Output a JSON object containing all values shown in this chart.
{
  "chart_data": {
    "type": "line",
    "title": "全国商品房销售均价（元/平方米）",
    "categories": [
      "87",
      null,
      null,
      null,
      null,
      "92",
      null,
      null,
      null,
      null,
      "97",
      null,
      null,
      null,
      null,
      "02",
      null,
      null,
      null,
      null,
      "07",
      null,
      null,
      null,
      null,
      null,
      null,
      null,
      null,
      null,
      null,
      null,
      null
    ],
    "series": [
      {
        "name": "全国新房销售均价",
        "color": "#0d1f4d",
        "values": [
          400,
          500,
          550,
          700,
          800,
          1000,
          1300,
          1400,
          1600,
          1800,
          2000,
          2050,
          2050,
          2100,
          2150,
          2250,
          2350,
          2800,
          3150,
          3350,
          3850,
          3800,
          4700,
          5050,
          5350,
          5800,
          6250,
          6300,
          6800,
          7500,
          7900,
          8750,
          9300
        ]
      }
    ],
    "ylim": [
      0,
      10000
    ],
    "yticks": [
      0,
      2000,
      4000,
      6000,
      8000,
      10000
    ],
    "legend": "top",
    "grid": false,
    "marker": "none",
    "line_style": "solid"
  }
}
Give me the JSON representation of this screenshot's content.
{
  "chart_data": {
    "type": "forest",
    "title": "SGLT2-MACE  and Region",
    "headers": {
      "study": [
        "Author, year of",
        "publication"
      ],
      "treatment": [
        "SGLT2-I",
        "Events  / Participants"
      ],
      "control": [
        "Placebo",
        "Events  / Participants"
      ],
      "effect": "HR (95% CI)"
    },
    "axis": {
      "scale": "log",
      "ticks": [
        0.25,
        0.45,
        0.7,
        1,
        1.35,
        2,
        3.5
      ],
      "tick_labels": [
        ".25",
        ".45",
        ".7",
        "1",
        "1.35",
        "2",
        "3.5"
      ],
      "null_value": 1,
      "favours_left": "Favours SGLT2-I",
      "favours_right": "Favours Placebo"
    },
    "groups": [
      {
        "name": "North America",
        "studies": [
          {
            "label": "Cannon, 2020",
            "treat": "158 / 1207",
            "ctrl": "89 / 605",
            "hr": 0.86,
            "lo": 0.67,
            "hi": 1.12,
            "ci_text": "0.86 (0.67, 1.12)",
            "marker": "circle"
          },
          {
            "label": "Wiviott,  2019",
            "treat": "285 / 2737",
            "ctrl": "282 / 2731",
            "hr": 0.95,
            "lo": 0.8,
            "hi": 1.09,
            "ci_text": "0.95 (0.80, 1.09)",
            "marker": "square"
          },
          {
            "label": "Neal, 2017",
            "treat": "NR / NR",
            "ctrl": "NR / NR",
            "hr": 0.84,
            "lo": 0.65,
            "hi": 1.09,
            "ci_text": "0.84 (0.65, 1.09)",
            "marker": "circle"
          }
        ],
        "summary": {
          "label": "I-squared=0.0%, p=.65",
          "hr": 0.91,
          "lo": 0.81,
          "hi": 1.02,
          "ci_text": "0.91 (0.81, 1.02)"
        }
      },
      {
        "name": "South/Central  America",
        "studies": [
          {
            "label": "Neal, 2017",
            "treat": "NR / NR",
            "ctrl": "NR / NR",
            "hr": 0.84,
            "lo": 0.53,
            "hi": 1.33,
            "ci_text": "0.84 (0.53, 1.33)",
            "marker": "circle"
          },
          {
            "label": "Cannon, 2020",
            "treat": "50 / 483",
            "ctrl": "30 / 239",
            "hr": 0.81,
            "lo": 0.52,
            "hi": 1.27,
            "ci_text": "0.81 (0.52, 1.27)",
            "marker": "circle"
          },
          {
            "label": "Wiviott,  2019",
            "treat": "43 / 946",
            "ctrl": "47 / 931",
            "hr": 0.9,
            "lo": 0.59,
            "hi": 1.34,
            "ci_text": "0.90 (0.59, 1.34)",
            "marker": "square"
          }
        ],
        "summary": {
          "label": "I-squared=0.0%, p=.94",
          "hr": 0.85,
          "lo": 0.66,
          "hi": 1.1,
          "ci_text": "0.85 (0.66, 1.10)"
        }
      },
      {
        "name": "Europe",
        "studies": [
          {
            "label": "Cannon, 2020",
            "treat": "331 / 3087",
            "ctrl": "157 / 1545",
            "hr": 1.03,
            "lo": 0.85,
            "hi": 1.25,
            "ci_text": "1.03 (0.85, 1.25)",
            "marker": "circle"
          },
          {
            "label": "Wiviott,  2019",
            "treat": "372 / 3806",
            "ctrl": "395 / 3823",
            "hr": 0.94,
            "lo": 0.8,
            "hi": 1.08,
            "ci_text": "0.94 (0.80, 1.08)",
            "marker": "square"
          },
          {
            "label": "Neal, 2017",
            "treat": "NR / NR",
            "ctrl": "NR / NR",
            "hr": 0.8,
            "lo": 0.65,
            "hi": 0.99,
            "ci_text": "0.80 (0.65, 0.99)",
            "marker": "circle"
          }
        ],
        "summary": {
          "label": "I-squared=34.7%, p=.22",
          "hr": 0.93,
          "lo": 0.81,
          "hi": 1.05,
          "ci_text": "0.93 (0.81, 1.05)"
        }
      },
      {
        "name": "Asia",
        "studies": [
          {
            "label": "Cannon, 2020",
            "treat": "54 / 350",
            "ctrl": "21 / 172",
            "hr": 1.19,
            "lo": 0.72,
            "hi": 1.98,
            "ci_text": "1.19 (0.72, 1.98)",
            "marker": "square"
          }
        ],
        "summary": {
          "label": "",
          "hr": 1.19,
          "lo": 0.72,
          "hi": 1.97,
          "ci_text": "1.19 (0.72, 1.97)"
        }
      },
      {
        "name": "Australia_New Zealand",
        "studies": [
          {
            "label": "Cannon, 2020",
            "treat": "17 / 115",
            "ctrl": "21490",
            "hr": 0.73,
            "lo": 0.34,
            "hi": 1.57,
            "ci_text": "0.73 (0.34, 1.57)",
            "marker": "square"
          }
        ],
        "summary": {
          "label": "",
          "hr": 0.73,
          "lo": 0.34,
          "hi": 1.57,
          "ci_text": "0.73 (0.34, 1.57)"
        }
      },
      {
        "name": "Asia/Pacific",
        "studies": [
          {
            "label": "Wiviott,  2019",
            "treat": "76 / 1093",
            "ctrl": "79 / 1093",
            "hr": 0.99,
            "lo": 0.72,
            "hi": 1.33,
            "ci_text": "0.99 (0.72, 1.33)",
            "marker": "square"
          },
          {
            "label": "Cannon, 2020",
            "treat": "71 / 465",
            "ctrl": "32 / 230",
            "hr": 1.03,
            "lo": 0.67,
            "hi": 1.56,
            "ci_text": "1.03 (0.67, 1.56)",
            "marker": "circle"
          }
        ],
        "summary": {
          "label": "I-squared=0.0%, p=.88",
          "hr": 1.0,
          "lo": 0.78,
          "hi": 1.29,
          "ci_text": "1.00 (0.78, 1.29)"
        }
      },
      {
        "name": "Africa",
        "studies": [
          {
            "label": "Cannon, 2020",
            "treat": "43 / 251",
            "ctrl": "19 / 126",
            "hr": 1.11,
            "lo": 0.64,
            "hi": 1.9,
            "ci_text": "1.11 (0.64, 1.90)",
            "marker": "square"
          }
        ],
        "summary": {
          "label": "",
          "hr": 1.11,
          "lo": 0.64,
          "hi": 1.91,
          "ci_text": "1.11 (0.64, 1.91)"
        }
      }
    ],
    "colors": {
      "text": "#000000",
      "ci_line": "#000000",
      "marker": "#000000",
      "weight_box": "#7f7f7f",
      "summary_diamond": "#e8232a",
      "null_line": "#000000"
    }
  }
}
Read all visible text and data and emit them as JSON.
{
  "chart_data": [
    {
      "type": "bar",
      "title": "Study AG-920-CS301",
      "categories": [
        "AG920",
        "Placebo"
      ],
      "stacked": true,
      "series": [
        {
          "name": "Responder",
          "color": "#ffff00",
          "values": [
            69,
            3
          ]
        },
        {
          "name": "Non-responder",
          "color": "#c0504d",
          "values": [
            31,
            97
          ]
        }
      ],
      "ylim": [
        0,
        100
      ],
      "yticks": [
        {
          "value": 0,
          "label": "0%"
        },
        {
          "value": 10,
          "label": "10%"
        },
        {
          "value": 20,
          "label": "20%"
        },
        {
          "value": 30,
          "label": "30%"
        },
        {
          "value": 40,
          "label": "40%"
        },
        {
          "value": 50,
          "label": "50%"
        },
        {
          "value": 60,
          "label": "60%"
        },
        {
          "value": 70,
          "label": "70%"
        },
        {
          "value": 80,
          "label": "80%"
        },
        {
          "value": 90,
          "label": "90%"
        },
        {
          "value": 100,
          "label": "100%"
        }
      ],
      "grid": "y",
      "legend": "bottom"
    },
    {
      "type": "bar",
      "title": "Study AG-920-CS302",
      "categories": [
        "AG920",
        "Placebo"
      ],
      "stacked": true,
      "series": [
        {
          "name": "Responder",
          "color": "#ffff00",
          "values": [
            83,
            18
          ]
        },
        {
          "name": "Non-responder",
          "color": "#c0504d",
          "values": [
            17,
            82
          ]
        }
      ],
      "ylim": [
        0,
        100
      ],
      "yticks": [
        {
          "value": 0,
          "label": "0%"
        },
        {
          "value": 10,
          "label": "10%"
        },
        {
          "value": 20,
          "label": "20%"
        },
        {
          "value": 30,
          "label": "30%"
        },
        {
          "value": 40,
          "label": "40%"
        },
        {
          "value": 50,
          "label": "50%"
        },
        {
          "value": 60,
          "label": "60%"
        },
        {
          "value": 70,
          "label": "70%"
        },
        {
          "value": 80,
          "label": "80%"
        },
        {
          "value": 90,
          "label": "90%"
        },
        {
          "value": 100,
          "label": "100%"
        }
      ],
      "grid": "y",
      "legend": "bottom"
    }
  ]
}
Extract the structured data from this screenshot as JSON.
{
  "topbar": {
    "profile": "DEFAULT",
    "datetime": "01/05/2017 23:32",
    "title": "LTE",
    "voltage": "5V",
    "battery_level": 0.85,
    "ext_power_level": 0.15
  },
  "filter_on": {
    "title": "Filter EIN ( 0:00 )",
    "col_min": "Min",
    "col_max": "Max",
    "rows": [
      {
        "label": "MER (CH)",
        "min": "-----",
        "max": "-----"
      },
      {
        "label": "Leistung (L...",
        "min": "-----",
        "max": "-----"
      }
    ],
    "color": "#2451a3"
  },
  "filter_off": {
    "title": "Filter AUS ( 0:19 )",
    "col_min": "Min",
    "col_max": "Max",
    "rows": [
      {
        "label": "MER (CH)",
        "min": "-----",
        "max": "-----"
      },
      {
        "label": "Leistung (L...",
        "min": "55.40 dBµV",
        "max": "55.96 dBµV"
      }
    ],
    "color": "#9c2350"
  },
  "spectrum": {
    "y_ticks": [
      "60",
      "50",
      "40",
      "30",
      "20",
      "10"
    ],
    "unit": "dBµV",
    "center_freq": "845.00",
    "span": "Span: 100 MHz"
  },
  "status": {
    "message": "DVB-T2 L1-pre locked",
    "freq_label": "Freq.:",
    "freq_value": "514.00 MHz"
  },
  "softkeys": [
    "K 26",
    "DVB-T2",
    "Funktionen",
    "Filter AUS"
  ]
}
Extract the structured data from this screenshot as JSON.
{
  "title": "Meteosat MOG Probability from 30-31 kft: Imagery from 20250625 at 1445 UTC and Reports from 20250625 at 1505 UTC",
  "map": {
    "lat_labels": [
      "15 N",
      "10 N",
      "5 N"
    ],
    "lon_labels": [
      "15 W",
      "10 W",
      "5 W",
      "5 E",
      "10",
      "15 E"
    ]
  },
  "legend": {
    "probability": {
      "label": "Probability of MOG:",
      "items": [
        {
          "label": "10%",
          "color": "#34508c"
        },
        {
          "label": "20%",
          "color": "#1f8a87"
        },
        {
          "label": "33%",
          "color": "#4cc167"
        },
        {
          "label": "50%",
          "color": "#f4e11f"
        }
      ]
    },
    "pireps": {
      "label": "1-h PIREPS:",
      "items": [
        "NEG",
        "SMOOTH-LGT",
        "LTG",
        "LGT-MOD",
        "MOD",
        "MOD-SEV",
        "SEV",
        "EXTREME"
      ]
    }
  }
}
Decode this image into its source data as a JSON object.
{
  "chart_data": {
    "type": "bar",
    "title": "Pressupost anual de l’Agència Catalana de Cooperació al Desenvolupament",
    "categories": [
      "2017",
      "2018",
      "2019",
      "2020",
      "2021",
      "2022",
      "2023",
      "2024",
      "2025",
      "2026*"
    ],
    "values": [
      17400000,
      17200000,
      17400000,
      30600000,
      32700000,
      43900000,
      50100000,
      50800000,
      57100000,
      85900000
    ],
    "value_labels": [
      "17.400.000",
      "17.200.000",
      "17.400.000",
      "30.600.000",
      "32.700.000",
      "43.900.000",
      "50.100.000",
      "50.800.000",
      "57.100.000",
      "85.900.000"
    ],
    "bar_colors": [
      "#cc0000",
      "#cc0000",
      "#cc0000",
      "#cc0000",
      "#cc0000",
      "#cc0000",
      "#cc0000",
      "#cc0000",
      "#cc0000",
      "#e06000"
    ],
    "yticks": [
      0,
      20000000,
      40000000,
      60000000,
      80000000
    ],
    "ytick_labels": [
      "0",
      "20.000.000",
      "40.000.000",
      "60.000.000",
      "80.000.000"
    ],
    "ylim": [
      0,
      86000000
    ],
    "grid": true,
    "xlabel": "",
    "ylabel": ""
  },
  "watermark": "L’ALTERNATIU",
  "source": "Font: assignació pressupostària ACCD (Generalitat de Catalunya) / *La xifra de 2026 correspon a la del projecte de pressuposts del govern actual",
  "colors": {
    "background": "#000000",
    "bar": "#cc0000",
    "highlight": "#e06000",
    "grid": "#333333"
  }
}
────────────────────
Given exercise
Copy every line of the records above that contains "America".

Output of the exercise
        "name": "North America",
        "name": "South/Central  America",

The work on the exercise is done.